Your task is to filter the data below down to the lines holding "Офис".
##############################
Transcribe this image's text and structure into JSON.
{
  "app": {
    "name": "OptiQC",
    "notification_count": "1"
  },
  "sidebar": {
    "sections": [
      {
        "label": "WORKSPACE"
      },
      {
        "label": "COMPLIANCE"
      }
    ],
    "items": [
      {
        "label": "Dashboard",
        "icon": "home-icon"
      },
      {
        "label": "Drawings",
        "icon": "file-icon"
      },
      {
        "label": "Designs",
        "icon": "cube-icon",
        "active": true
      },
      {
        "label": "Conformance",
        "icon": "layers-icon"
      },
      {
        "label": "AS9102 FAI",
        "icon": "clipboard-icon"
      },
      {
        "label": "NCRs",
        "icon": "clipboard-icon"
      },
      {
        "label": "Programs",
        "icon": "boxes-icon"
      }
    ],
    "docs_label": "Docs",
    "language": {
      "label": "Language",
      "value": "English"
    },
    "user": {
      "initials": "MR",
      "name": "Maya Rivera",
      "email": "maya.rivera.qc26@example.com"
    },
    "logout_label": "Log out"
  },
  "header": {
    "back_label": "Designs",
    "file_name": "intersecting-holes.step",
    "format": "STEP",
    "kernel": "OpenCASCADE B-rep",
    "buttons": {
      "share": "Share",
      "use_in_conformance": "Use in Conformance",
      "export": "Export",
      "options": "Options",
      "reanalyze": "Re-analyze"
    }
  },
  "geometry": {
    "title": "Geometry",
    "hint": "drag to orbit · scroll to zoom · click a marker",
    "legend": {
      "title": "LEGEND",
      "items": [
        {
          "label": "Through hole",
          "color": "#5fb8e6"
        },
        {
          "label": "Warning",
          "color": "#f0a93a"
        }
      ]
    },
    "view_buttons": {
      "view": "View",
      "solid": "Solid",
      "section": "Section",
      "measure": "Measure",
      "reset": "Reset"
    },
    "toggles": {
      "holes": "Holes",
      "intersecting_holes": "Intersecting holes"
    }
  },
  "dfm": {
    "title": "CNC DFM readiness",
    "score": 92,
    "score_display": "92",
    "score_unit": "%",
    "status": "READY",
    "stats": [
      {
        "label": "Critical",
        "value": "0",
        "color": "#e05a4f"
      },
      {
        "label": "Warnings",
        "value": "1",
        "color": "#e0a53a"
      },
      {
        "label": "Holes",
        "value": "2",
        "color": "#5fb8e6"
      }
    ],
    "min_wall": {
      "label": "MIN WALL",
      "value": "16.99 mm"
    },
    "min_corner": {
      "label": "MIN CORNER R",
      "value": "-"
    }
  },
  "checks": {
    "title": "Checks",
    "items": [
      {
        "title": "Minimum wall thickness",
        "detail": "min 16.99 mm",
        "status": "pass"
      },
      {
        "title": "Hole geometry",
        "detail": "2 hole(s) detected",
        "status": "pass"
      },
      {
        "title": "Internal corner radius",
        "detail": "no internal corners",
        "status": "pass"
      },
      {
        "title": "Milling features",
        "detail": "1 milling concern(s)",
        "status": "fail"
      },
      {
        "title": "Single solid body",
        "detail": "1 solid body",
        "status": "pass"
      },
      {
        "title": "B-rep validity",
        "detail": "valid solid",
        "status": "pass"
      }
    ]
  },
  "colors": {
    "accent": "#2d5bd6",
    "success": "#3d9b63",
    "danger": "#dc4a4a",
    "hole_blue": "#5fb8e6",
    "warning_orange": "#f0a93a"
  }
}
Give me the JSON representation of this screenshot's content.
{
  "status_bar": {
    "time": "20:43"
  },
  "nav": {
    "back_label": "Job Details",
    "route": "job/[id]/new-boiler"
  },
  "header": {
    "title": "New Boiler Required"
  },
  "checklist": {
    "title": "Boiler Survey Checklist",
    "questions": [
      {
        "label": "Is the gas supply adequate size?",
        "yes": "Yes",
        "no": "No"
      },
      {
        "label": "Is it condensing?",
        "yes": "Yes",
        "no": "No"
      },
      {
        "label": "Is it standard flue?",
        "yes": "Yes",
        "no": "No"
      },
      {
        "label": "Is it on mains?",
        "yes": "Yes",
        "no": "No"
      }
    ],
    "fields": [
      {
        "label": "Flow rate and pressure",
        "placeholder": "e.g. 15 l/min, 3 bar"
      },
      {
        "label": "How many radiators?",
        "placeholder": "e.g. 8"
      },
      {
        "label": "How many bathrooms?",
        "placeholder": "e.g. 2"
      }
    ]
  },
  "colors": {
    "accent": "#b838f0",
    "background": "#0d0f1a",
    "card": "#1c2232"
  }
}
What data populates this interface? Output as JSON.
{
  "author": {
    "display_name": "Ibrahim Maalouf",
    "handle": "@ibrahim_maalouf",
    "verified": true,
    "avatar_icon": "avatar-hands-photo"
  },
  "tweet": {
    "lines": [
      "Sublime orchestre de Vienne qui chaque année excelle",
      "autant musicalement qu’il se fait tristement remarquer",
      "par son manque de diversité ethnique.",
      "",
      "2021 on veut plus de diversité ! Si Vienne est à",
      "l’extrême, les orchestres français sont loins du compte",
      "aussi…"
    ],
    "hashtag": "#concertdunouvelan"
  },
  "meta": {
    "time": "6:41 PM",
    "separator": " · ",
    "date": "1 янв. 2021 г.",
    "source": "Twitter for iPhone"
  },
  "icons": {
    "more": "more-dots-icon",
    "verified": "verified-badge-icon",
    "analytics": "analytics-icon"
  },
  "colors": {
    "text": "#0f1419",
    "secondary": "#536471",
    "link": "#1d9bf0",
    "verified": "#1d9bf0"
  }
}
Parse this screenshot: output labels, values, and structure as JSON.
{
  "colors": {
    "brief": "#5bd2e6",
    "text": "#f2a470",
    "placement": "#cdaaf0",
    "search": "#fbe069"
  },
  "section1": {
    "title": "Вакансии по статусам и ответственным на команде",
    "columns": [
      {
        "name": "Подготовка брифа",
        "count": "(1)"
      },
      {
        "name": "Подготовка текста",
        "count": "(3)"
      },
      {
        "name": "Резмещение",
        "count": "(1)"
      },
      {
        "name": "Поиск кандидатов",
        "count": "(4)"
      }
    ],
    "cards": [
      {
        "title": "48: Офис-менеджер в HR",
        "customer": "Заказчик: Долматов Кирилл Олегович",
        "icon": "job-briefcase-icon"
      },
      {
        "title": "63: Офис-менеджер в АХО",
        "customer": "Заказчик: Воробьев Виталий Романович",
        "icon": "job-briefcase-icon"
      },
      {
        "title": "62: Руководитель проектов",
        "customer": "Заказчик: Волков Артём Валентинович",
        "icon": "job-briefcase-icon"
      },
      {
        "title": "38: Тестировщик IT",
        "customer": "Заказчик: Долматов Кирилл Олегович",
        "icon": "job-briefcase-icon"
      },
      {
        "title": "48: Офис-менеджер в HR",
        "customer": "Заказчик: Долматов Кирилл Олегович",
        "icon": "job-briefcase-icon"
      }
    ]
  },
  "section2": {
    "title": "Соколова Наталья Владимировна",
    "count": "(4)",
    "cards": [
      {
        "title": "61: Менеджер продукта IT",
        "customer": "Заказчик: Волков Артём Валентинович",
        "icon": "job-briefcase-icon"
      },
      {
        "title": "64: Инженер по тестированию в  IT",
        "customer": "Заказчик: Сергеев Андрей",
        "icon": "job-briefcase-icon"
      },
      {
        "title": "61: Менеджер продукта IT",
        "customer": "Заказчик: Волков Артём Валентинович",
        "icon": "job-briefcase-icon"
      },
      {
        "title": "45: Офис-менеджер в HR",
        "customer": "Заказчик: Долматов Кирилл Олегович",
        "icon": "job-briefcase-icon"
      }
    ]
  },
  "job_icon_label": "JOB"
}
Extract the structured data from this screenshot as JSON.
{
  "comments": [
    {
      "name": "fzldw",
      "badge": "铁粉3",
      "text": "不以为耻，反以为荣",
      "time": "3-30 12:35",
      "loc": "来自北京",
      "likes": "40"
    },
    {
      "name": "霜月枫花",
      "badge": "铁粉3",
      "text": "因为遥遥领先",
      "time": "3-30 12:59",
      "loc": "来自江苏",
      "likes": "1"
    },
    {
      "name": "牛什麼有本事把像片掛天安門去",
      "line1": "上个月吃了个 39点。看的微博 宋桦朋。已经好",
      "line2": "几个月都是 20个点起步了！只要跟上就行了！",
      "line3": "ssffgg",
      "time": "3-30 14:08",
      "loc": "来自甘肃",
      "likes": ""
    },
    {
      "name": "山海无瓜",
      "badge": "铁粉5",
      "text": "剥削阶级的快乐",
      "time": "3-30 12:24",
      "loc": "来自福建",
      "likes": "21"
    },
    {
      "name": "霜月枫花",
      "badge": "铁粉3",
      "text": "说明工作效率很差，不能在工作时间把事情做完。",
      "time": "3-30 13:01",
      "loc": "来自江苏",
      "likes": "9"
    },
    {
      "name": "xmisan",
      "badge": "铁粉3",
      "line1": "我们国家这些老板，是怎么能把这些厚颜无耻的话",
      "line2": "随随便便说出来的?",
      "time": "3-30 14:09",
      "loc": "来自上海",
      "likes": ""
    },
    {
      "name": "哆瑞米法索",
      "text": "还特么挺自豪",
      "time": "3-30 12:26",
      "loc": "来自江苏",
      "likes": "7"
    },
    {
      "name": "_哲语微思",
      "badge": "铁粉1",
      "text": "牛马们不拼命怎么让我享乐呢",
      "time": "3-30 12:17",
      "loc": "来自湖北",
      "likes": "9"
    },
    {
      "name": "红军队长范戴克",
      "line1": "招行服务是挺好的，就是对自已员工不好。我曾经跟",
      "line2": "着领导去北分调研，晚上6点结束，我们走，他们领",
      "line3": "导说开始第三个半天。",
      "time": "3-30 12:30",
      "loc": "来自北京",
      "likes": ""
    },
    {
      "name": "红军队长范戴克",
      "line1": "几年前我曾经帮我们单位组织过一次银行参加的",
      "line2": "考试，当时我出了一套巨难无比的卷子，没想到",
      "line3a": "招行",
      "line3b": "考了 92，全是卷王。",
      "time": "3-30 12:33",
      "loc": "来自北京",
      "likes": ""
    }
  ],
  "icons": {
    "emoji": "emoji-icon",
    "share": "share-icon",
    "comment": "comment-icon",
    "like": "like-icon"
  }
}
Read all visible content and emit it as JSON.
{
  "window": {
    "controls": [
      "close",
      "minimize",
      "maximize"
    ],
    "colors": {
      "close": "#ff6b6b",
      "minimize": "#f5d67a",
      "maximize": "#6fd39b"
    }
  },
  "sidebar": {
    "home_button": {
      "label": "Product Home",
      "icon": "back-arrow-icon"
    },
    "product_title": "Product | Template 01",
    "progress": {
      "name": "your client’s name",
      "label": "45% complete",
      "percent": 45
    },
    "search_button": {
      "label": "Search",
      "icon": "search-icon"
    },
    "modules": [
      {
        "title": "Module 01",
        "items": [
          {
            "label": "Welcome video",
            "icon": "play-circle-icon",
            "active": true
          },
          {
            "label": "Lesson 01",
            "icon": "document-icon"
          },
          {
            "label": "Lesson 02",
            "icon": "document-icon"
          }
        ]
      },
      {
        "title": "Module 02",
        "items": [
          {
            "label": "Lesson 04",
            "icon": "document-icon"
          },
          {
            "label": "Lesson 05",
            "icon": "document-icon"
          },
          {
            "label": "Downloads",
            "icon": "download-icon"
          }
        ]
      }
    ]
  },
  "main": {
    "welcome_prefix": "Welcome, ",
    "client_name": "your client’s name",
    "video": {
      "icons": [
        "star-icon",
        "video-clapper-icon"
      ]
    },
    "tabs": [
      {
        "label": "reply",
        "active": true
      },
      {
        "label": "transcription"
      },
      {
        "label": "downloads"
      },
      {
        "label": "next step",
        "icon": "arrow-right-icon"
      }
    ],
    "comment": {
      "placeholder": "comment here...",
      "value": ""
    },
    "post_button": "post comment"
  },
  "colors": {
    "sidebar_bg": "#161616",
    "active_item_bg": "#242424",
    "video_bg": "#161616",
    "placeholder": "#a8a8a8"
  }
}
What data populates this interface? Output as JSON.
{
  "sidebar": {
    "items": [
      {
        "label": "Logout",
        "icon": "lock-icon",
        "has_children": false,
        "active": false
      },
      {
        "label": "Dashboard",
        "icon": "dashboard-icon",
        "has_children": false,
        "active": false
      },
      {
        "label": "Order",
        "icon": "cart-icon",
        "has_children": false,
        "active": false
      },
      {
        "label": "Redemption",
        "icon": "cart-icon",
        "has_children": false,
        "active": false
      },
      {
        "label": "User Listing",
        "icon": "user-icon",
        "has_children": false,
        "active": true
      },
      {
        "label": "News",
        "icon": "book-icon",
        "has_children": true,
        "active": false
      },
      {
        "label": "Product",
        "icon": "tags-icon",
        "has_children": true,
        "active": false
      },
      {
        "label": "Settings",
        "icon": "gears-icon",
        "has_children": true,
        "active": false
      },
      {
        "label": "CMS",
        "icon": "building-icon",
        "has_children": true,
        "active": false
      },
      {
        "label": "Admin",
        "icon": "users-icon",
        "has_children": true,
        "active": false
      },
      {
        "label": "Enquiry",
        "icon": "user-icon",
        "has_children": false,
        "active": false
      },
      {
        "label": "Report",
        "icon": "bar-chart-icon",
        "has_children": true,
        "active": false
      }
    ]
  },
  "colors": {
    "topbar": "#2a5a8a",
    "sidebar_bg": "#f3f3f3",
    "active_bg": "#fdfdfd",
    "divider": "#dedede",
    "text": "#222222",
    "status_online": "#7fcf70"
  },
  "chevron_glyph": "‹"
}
##############################
- [RESPONSE TO THIS TASK]:
        "title": "48: Офис-менеджер в HR",
        "title": "63: Офис-менеджер в АХО",
        "title": "48: Офис-менеджер в HR",
        "title": "45: Офис-менеджер в HR",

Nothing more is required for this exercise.